=== GIVEN EXERCISE ===
Drop the pictures, then extract the listing word for word.

** START RECORDS SUPPLIED **

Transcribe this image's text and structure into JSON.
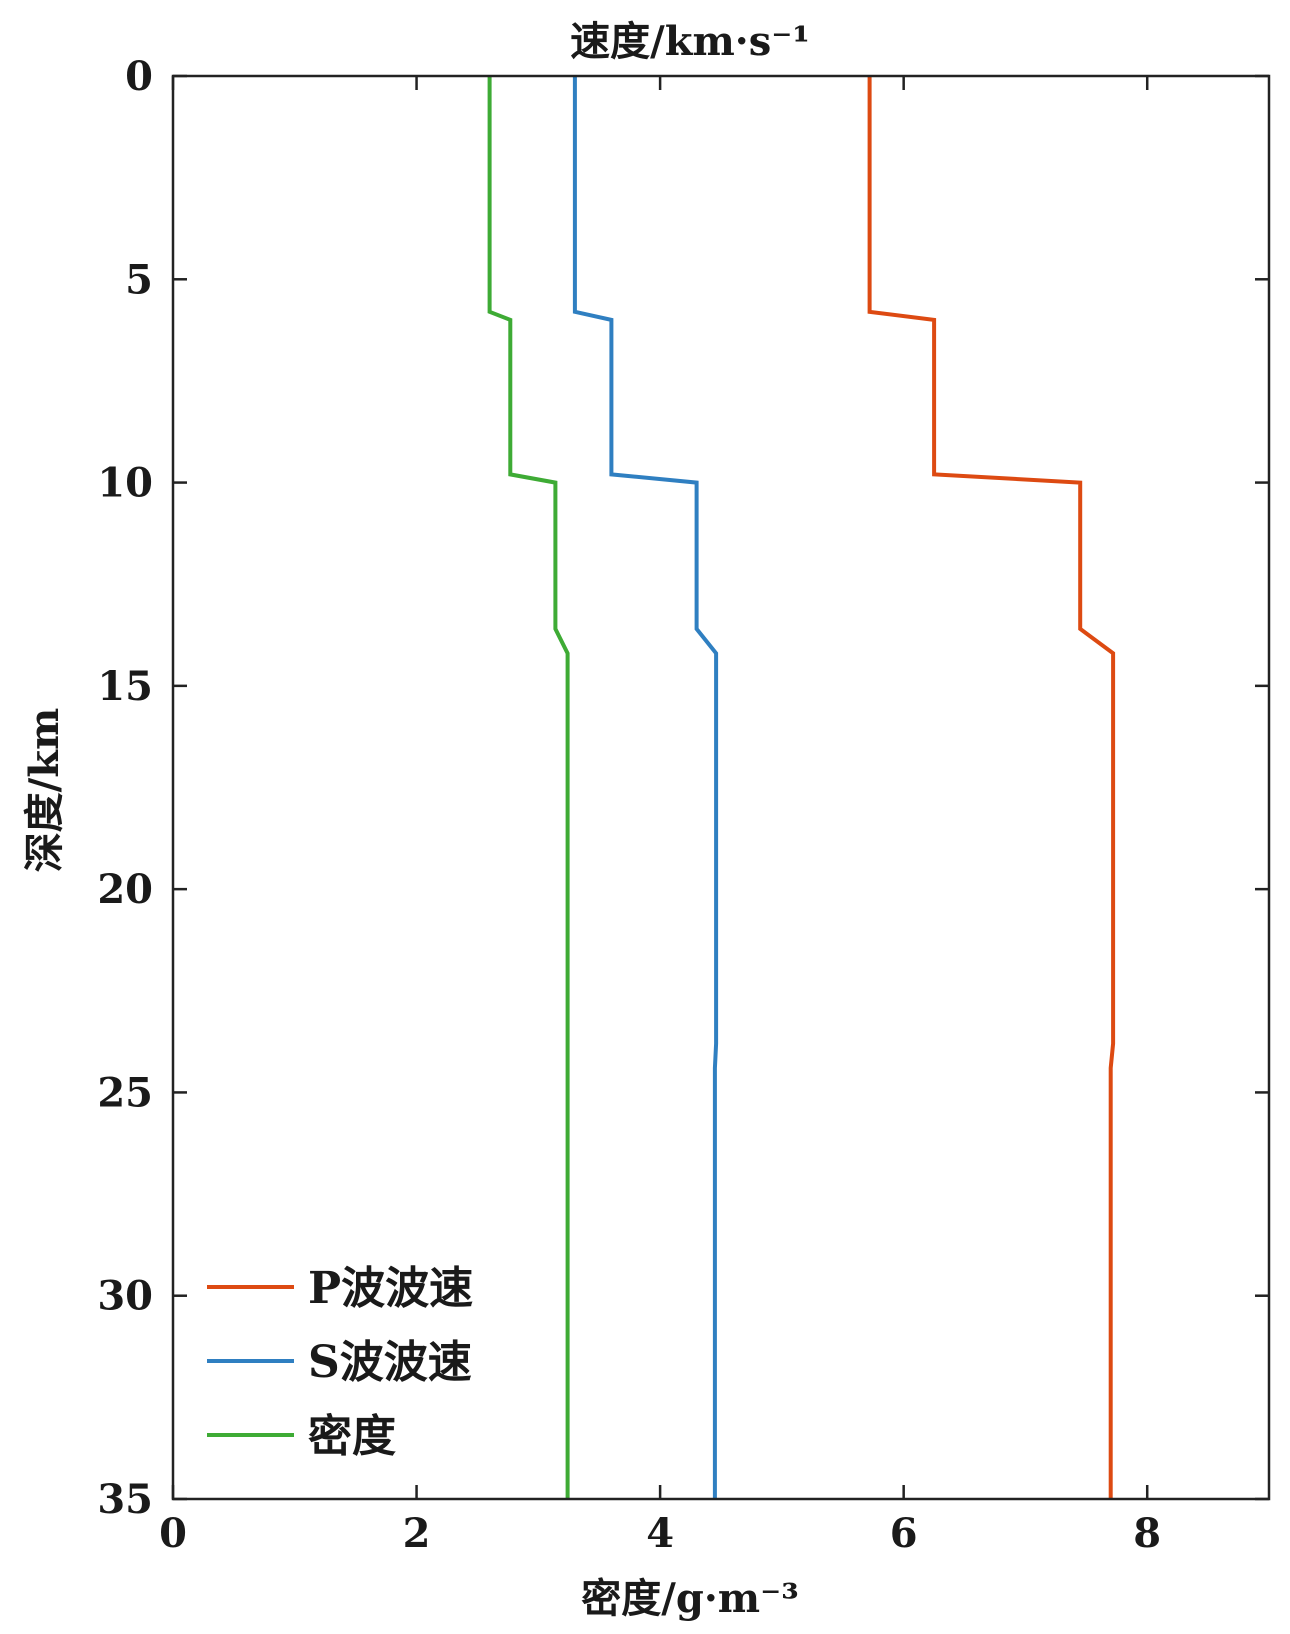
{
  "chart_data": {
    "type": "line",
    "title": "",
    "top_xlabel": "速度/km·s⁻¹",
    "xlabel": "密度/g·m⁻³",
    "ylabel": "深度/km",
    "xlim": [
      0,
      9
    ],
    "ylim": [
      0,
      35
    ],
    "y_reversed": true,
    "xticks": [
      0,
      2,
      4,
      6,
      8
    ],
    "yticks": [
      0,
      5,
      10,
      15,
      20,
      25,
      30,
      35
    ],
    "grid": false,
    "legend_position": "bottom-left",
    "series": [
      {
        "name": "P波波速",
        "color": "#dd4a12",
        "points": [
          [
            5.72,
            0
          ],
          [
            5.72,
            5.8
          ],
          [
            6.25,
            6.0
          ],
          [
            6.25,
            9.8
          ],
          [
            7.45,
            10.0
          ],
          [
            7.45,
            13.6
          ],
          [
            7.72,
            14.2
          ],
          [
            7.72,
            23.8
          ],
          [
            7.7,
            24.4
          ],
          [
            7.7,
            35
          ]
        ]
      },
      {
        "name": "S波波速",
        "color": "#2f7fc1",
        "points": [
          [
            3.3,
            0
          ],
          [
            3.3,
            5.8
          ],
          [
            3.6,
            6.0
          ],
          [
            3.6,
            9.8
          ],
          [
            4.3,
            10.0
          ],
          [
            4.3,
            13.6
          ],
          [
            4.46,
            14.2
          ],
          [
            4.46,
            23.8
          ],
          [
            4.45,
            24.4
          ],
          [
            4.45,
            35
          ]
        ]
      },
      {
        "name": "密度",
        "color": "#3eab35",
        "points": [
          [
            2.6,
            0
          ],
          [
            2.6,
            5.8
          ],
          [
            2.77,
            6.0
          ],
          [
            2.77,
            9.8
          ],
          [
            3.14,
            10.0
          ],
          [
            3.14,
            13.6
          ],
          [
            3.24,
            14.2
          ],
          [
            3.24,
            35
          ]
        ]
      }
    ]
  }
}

** END RECORDS SUPPLIED **

=== RESULT FOR THIS EXERCISE ===
Transcribe this image's text and structure into JSON.
{
  "chart_data": {
    "type": "line",
    "title": "",
    "top_xlabel": "速度/km·s⁻¹",
    "xlabel": "密度/g·m⁻³",
    "ylabel": "深度/km",
    "xlim": [
      0,
      9
    ],
    "ylim": [
      0,
      35
    ],
    "y_reversed": true,
    "xticks": [
      0,
      2,
      4,
      6,
      8
    ],
    "yticks": [
      0,
      5,
      10,
      15,
      20,
      25,
      30,
      35
    ],
    "grid": false,
    "legend_position": "bottom-left",
    "series": [
      {
        "name": "P波波速",
        "color": "#dd4a12",
        "points": [
          [
            5.72,
            0
          ],
          [
            5.72,
            5.8
          ],
          [
            6.25,
            6.0
          ],
          [
            6.25,
            9.8
          ],
          [
            7.45,
            10.0
          ],
          [
            7.45,
            13.6
          ],
          [
            7.72,
            14.2
          ],
          [
            7.72,
            23.8
          ],
          [
            7.7,
            24.4
          ],
          [
            7.7,
            35
          ]
        ]
      },
      {
        "name": "S波波速",
        "color": "#2f7fc1",
        "points": [
          [
            3.3,
            0
          ],
          [
            3.3,
            5.8
          ],
          [
            3.6,
            6.0
          ],
          [
            3.6,
            9.8
          ],
          [
            4.3,
            10.0
          ],
          [
            4.3,
            13.6
          ],
          [
            4.46,
            14.2
          ],
          [
            4.46,
            23.8
          ],
          [
            4.45,
            24.4
          ],
          [
            4.45,
            35
          ]
        ]
      },
      {
        "name": "密度",
        "color": "#3eab35",
        "points": [
          [
            2.6,
            0
          ],
          [
            2.6,
            5.8
          ],
          [
            2.77,
            6.0
          ],
          [
            2.77,
            9.8
          ],
          [
            3.14,
            10.0
          ],
          [
            3.14,
            13.6
          ],
          [
            3.24,
            14.2
          ],
          [
            3.24,
            35
          ]
        ]
      }
    ]
  }
}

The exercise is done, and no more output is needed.